# Stated problem
Gather all lines containing the string "senaste" and copy them out.

— Start Listed entries —

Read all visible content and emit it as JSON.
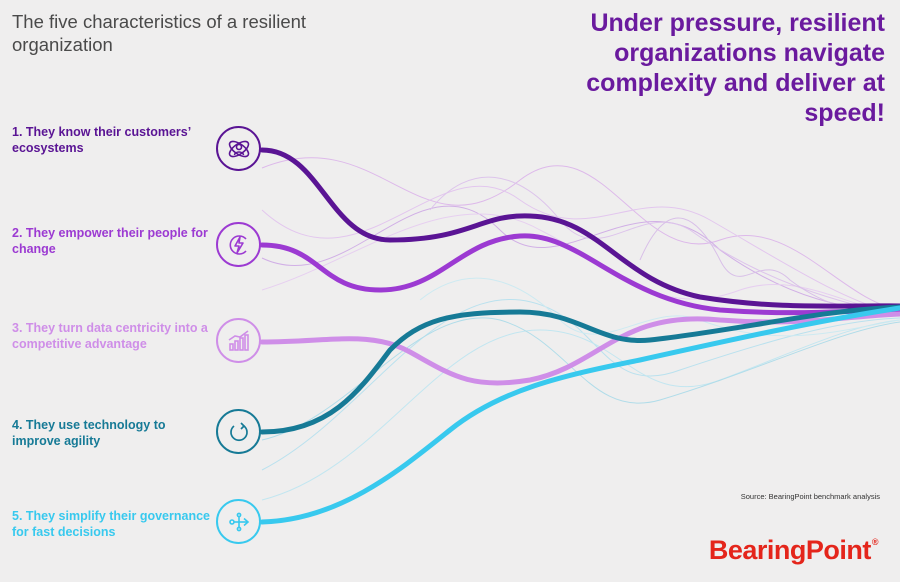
{
  "subtitle": "The five characteristics of a resilient organization",
  "headline": "Under pressure, resilient organizations navigate complexity and deliver at speed!",
  "items": [
    {
      "label": "1. They know their customers’ ecosystems",
      "icon": "customer-ecosystem-icon",
      "color": "#5a1494"
    },
    {
      "label": "2. They empower their people for change",
      "icon": "lightning-empower-icon",
      "color": "#9c3ad2"
    },
    {
      "label": "3. They turn data centricity into a competitive advantage",
      "icon": "data-chart-icon",
      "color": "#cf8ee8"
    },
    {
      "label": "4. They use technology to improve agility",
      "icon": "cycle-agility-icon",
      "color": "#167a96"
    },
    {
      "label": "5. They simplify their governance for fast decisions",
      "icon": "decision-flow-icon",
      "color": "#38c9ee"
    }
  ],
  "source": "Source: BearingPoint benchmark analysis",
  "brand": {
    "name": "BearingPoint",
    "mark": "®",
    "color": "#e4251b"
  }
}
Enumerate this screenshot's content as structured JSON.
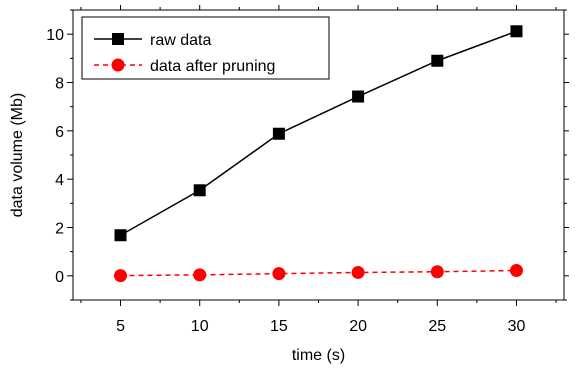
{
  "chart_data": {
    "type": "line",
    "title": "",
    "xlabel": "time (s)",
    "ylabel": "data volume (Mb)",
    "x": [
      5,
      10,
      15,
      20,
      25,
      30
    ],
    "xlim": [
      2,
      33
    ],
    "ylim": [
      -1,
      11
    ],
    "x_ticks": [
      5,
      10,
      15,
      20,
      25,
      30
    ],
    "y_ticks": [
      0,
      2,
      4,
      6,
      8,
      10
    ],
    "grid": false,
    "legend_position": "top-left",
    "series": [
      {
        "name": "raw data",
        "values": [
          1.68,
          3.54,
          5.88,
          7.42,
          8.9,
          10.12
        ],
        "color": "#000000",
        "line_style": "solid",
        "marker": "square"
      },
      {
        "name": "data after pruning",
        "values": [
          0.01,
          0.04,
          0.09,
          0.14,
          0.17,
          0.22
        ],
        "color": "#ff0000",
        "line_style": "dashed",
        "marker": "circle"
      }
    ]
  }
}
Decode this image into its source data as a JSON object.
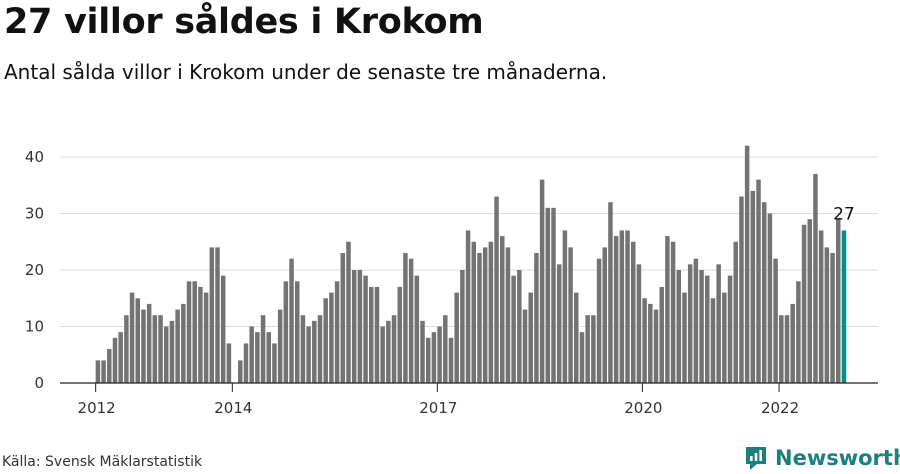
{
  "header": {
    "title": "27 villor såldes i Krokom",
    "subtitle": "Antal sålda villor i Krokom under de senaste tre månaderna."
  },
  "footer": {
    "source": "Källa: Svensk Mäklarstatistik",
    "brand": "Newsworthy"
  },
  "colors": {
    "bar": "#737373",
    "highlight": "#00918b",
    "brand": "#1d7f80",
    "grid": "#dddddd"
  },
  "chart_data": {
    "type": "bar",
    "title": "27 villor såldes i Krokom",
    "subtitle": "Antal sålda villor i Krokom under de senaste tre månaderna.",
    "xlabel": "",
    "ylabel": "",
    "ylim": [
      0,
      42
    ],
    "yticks": [
      0,
      10,
      20,
      30,
      40
    ],
    "xticks": [
      {
        "label": "2012",
        "index": 0
      },
      {
        "label": "2014",
        "index": 24
      },
      {
        "label": "2017",
        "index": 60
      },
      {
        "label": "2020",
        "index": 96
      },
      {
        "label": "2022",
        "index": 120
      }
    ],
    "grid": true,
    "legend": "none",
    "annotation": {
      "text": "27",
      "index": 131
    },
    "highlight_index": 131,
    "values": [
      4,
      4,
      6,
      8,
      9,
      12,
      16,
      15,
      13,
      14,
      12,
      12,
      10,
      11,
      13,
      14,
      18,
      18,
      17,
      16,
      24,
      24,
      19,
      7,
      0,
      4,
      7,
      10,
      9,
      12,
      9,
      7,
      13,
      18,
      22,
      18,
      12,
      10,
      11,
      12,
      15,
      16,
      18,
      23,
      25,
      20,
      20,
      19,
      17,
      17,
      10,
      11,
      12,
      17,
      23,
      22,
      19,
      11,
      8,
      9,
      10,
      12,
      8,
      16,
      20,
      27,
      25,
      23,
      24,
      25,
      33,
      26,
      24,
      19,
      20,
      13,
      16,
      23,
      36,
      31,
      31,
      21,
      27,
      24,
      16,
      9,
      12,
      12,
      22,
      24,
      32,
      26,
      27,
      27,
      25,
      21,
      15,
      14,
      13,
      17,
      26,
      25,
      20,
      16,
      21,
      22,
      20,
      19,
      15,
      21,
      16,
      19,
      25,
      33,
      42,
      34,
      36,
      32,
      30,
      22,
      12,
      12,
      14,
      18,
      28,
      29,
      37,
      27,
      24,
      23,
      29,
      27
    ]
  }
}
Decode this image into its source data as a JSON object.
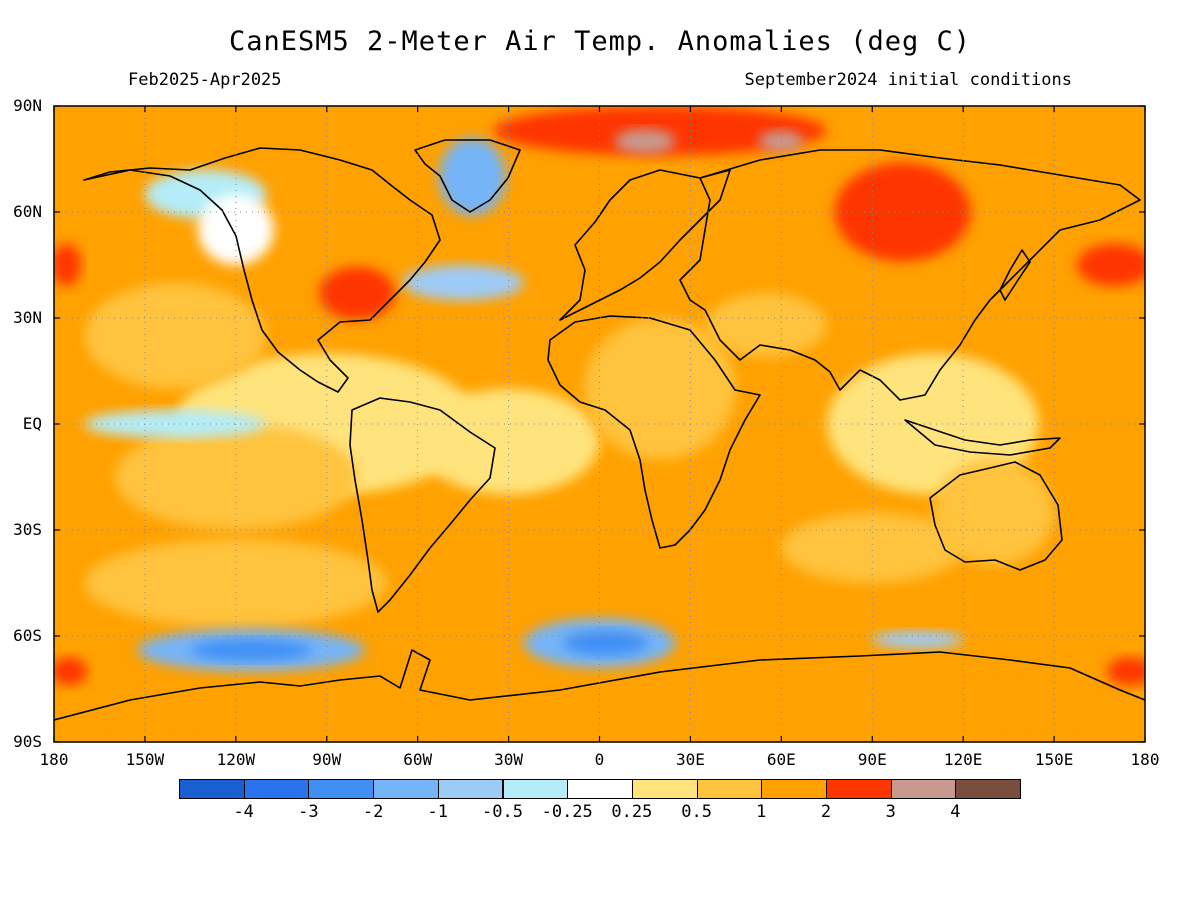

— End Listed entries —

# Response to the exercise
    "subtitle": "Antal sålda villor i Krokom under de senaste tre månaderna."
    "subtitle": "Antal sålda villor i Krokom under de senaste tre månaderna.",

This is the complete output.